◆ DESCRIPTION OF THE TASK
Here are records with pictures in them. Copy all of them exactly and leave the pictures out.

** START DATA SHOWN **

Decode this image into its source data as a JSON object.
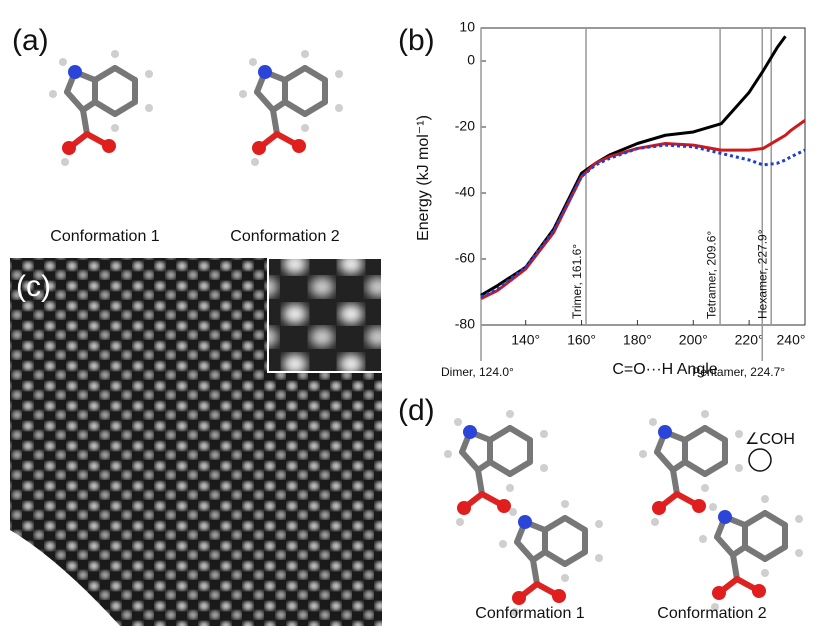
{
  "panels": {
    "a": {
      "label": "(a)",
      "captions": [
        "Conformation 1",
        "Conformation 2"
      ]
    },
    "c": {
      "label": "(c)"
    },
    "d": {
      "label": "(d)",
      "captions": [
        "Conformation 1",
        "Conformation 2"
      ],
      "annotation": "∠COH"
    }
  },
  "chart_data": {
    "type": "line",
    "label": "(b)",
    "x_label": "C=O···H Angle",
    "y_label": "Energy (kJ mol⁻¹)",
    "x": [
      124,
      130,
      140,
      150,
      160,
      165,
      170,
      180,
      190,
      200,
      210,
      220,
      225,
      230,
      233,
      235,
      240
    ],
    "series": [
      {
        "color": "#000000",
        "style": "solid",
        "values": [
          -71,
          -68,
          -62.5,
          -51,
          -34,
          -31,
          -28.5,
          -25,
          -22.5,
          -21.5,
          -19,
          -9.5,
          -3,
          4,
          7.5,
          null,
          null
        ]
      },
      {
        "color": "#d0191b",
        "style": "solid",
        "values": [
          -72,
          -69.5,
          -63,
          -52,
          -35,
          -31,
          -29,
          -26.5,
          -25,
          -25.5,
          -27,
          -27,
          -26.5,
          -24,
          -22.5,
          -21,
          -18
        ]
      },
      {
        "color": "#1f3fcf",
        "style": "dotted",
        "values": [
          -71.5,
          -69,
          -62.5,
          -51.5,
          -35,
          -31.5,
          -29.5,
          -26.5,
          -25.5,
          -26,
          -28,
          -30,
          -31.5,
          -31,
          -30,
          -29,
          -27
        ]
      }
    ],
    "xlim": [
      124,
      240
    ],
    "ylim": [
      -80,
      10
    ],
    "xticks": [
      {
        "value": 140,
        "label": "140°"
      },
      {
        "value": 160,
        "label": "160°"
      },
      {
        "value": 180,
        "label": "180°"
      },
      {
        "value": 200,
        "label": "200°"
      },
      {
        "value": 220,
        "label": "220°"
      },
      {
        "value": 240,
        "label": "240°"
      }
    ],
    "yticks": [
      -80,
      -60,
      -40,
      -20,
      0,
      10
    ],
    "vlines": [
      {
        "value": 124.0,
        "label": "Dimer, 124.0°"
      },
      {
        "value": 161.6,
        "label": "Trimer, 161.6°"
      },
      {
        "value": 209.6,
        "label": "Tetramer, 209.6°"
      },
      {
        "value": 224.7,
        "label": "Pentamer, 224.7°"
      },
      {
        "value": 227.9,
        "label": "Hexamer, 227.9°"
      }
    ]
  }
}
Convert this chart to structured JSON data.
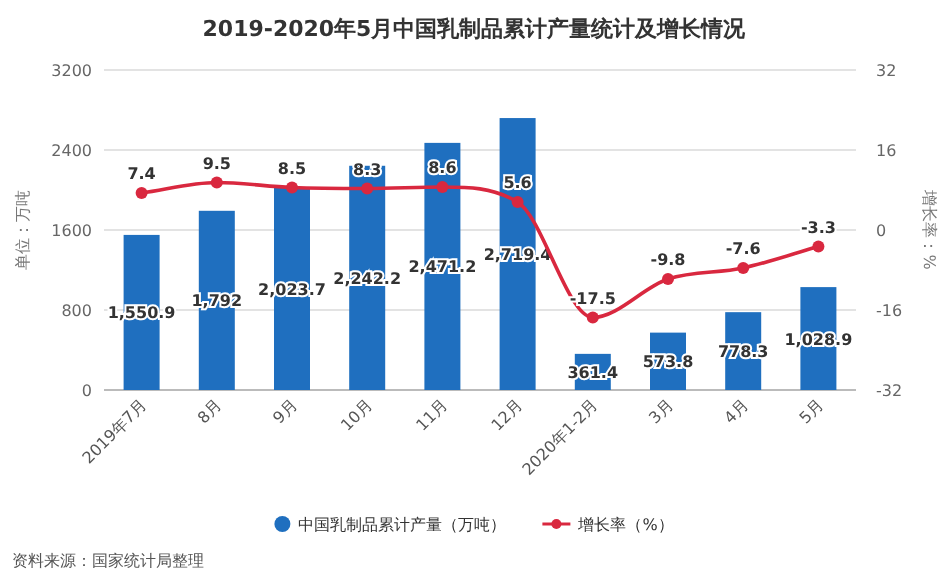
{
  "chart_data": {
    "type": "bar",
    "title": "2019-2020年5月中国乳制品累计产量统计及增长情况",
    "categories": [
      "2019年7月",
      "8月",
      "9月",
      "10月",
      "11月",
      "12月",
      "2020年1-2月",
      "3月",
      "4月",
      "5月"
    ],
    "series": [
      {
        "name": "中国乳制品累计产量（万吨）",
        "color": "#1f6fbf",
        "values": [
          1550.9,
          1792,
          2023.7,
          2242.2,
          2471.2,
          2719.4,
          361.4,
          573.8,
          778.3,
          1028.9
        ],
        "value_labels": [
          "1,550.9",
          "1,792",
          "2,023.7",
          "2,242.2",
          "2,471.2",
          "2,719.4",
          "361.4",
          "573.8",
          "778.3",
          "1,028.9"
        ]
      },
      {
        "name": "增长率（%）",
        "type": "line",
        "axis": "y2",
        "color": "#d9283f",
        "marker": "circle",
        "values": [
          7.4,
          9.5,
          8.5,
          8.3,
          8.6,
          5.6,
          -17.5,
          -9.8,
          -7.6,
          -3.3
        ],
        "value_labels": [
          "7.4",
          "9.5",
          "8.5",
          "8.3",
          "8.6",
          "5.6",
          "-17.5",
          "-9.8",
          "-7.6",
          "-3.3"
        ]
      }
    ],
    "ylim": [
      0,
      3200
    ],
    "yticks": [
      0,
      800,
      1600,
      2400,
      3200
    ],
    "y2lim": [
      -32,
      32
    ],
    "y2ticks": [
      {
        "value": -32,
        "label": "-32"
      },
      {
        "value": -16,
        "label": "-16"
      },
      0,
      16,
      32
    ],
    "ylabel": "单位：万吨",
    "y2label": "增长率：%",
    "grid": "y",
    "legend": "bottom",
    "annotations": [
      "资料来源：国家统计局整理"
    ]
  }
}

** END DATA SHOWN **

◆ SOLUTION BELOW
Decode this image into its source data as a JSON object.
{
  "panels": {
    "a": {
      "label": "(a)",
      "captions": [
        "Conformation 1",
        "Conformation 2"
      ]
    },
    "c": {
      "label": "(c)"
    },
    "d": {
      "label": "(d)",
      "captions": [
        "Conformation 1",
        "Conformation 2"
      ],
      "annotation": "∠COH"
    }
  },
  "chart_data": {
    "type": "line",
    "label": "(b)",
    "x_label": "C=O···H Angle",
    "y_label": "Energy (kJ mol⁻¹)",
    "x": [
      124,
      130,
      140,
      150,
      160,
      165,
      170,
      180,
      190,
      200,
      210,
      220,
      225,
      230,
      233,
      235,
      240
    ],
    "series": [
      {
        "color": "#000000",
        "style": "solid",
        "values": [
          -71,
          -68,
          -62.5,
          -51,
          -34,
          -31,
          -28.5,
          -25,
          -22.5,
          -21.5,
          -19,
          -9.5,
          -3,
          4,
          7.5,
          null,
          null
        ]
      },
      {
        "color": "#d0191b",
        "style": "solid",
        "values": [
          -72,
          -69.5,
          -63,
          -52,
          -35,
          -31,
          -29,
          -26.5,
          -25,
          -25.5,
          -27,
          -27,
          -26.5,
          -24,
          -22.5,
          -21,
          -18
        ]
      },
      {
        "color": "#1f3fcf",
        "style": "dotted",
        "values": [
          -71.5,
          -69,
          -62.5,
          -51.5,
          -35,
          -31.5,
          -29.5,
          -26.5,
          -25.5,
          -26,
          -28,
          -30,
          -31.5,
          -31,
          -30,
          -29,
          -27
        ]
      }
    ],
    "xlim": [
      124,
      240
    ],
    "ylim": [
      -80,
      10
    ],
    "xticks": [
      {
        "value": 140,
        "label": "140°"
      },
      {
        "value": 160,
        "label": "160°"
      },
      {
        "value": 180,
        "label": "180°"
      },
      {
        "value": 200,
        "label": "200°"
      },
      {
        "value": 220,
        "label": "220°"
      },
      {
        "value": 240,
        "label": "240°"
      }
    ],
    "yticks": [
      -80,
      -60,
      -40,
      -20,
      0,
      10
    ],
    "vlines": [
      {
        "value": 124.0,
        "label": "Dimer, 124.0°"
      },
      {
        "value": 161.6,
        "label": "Trimer, 161.6°"
      },
      {
        "value": 209.6,
        "label": "Tetramer, 209.6°"
      },
      {
        "value": 224.7,
        "label": "Pentamer, 224.7°"
      },
      {
        "value": 227.9,
        "label": "Hexamer, 227.9°"
      }
    ]
  }
}
Convert this chart to structured JSON data.
{
  "chart_data": {
    "type": "bar",
    "title": "2019-2020年5月中国乳制品累计产量统计及增长情况",
    "categories": [
      "2019年7月",
      "8月",
      "9月",
      "10月",
      "11月",
      "12月",
      "2020年1-2月",
      "3月",
      "4月",
      "5月"
    ],
    "series": [
      {
        "name": "中国乳制品累计产量（万吨）",
        "color": "#1f6fbf",
        "values": [
          1550.9,
          1792,
          2023.7,
          2242.2,
          2471.2,
          2719.4,
          361.4,
          573.8,
          778.3,
          1028.9
        ],
        "value_labels": [
          "1,550.9",
          "1,792",
          "2,023.7",
          "2,242.2",
          "2,471.2",
          "2,719.4",
          "361.4",
          "573.8",
          "778.3",
          "1,028.9"
        ]
      },
      {
        "name": "增长率（%）",
        "type": "line",
        "axis": "y2",
        "color": "#d9283f",
        "marker": "circle",
        "values": [
          7.4,
          9.5,
          8.5,
          8.3,
          8.6,
          5.6,
          -17.5,
          -9.8,
          -7.6,
          -3.3
        ],
        "value_labels": [
          "7.4",
          "9.5",
          "8.5",
          "8.3",
          "8.6",
          "5.6",
          "-17.5",
          "-9.8",
          "-7.6",
          "-3.3"
        ]
      }
    ],
    "ylim": [
      0,
      3200
    ],
    "yticks": [
      0,
      800,
      1600,
      2400,
      3200
    ],
    "y2lim": [
      -32,
      32
    ],
    "y2ticks": [
      {
        "value": -32,
        "label": "-32"
      },
      {
        "value": -16,
        "label": "-16"
      },
      0,
      16,
      32
    ],
    "ylabel": "单位：万吨",
    "y2label": "增长率：%",
    "grid": "y",
    "legend": "bottom",
    "annotations": [
      "资料来源：国家统计局整理"
    ]
  }
}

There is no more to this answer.